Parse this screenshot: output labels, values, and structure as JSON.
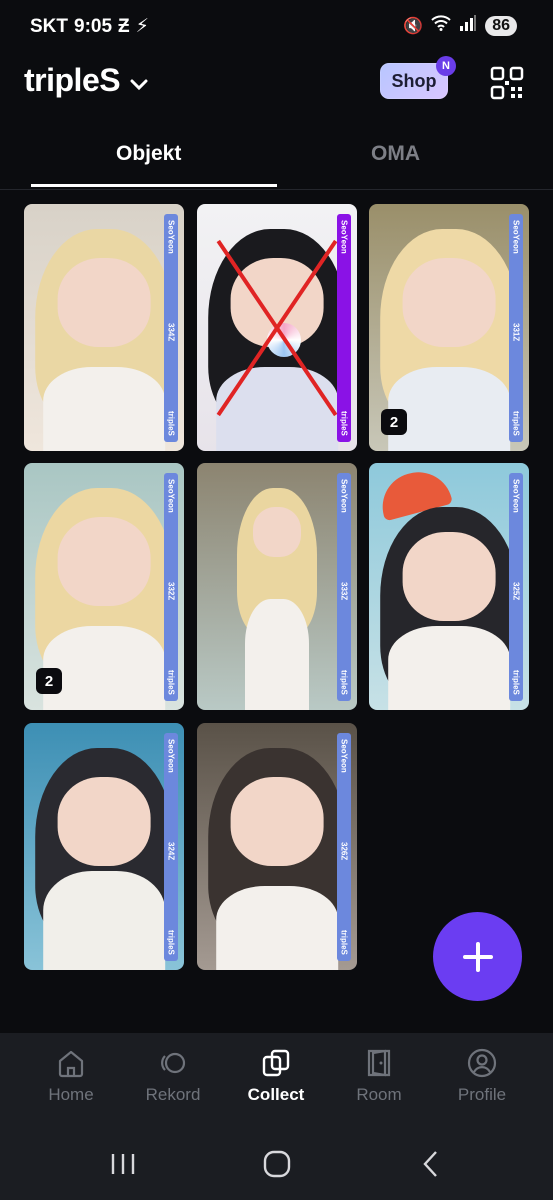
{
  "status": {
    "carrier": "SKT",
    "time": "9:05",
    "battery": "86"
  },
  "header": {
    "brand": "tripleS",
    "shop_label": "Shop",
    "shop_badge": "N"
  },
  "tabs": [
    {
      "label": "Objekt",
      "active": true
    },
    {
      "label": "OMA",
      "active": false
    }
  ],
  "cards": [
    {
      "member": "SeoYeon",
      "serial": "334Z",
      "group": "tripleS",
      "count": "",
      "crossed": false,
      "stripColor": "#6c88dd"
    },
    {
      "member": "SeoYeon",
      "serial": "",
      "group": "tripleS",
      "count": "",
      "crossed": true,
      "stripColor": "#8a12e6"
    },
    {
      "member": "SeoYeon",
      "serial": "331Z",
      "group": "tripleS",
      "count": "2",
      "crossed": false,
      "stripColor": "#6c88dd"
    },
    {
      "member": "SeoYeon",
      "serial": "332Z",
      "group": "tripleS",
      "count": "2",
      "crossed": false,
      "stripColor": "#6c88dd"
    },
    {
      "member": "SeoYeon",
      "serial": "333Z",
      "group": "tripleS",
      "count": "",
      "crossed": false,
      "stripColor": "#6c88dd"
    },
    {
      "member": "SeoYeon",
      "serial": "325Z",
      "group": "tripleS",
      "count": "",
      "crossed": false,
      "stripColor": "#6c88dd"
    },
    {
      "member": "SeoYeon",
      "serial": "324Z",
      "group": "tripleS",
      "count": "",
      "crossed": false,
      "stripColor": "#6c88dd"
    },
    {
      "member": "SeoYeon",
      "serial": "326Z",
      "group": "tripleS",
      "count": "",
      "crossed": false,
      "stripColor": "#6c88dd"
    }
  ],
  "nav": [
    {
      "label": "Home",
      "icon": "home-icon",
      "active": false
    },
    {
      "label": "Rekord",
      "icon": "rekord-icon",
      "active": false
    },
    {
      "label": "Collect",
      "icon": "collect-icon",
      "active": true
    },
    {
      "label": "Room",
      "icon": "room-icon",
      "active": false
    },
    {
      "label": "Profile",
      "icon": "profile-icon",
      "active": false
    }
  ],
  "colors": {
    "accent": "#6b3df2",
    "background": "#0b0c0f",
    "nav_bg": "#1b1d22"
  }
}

++++++++++++++++++++

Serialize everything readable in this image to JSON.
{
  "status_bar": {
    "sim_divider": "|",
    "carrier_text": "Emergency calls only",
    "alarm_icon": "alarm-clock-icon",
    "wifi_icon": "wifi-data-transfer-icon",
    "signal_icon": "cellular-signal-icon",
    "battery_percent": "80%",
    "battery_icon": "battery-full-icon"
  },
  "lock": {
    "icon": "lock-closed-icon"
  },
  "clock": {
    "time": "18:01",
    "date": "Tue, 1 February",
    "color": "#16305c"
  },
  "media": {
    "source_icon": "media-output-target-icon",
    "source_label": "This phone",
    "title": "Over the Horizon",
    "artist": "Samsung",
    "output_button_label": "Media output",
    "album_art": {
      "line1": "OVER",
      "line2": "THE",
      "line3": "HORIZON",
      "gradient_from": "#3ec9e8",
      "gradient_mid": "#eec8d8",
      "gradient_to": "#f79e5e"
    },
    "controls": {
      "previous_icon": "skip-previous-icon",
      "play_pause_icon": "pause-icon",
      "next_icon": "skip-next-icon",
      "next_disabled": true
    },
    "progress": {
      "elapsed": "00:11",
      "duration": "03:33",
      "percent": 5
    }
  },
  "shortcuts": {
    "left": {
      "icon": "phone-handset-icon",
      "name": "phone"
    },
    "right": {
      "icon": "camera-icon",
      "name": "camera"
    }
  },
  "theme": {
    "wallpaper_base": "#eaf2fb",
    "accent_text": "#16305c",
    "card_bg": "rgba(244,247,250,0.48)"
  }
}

++++++++++++++++++++

▶ **Exercise prompt**
Pick out every line above that holds the word "JSON" and copy it.

▶ **Exercise output**
Parse this screenshot: output labels, values, and structure as JSON.
Serialize everything readable in this image to JSON.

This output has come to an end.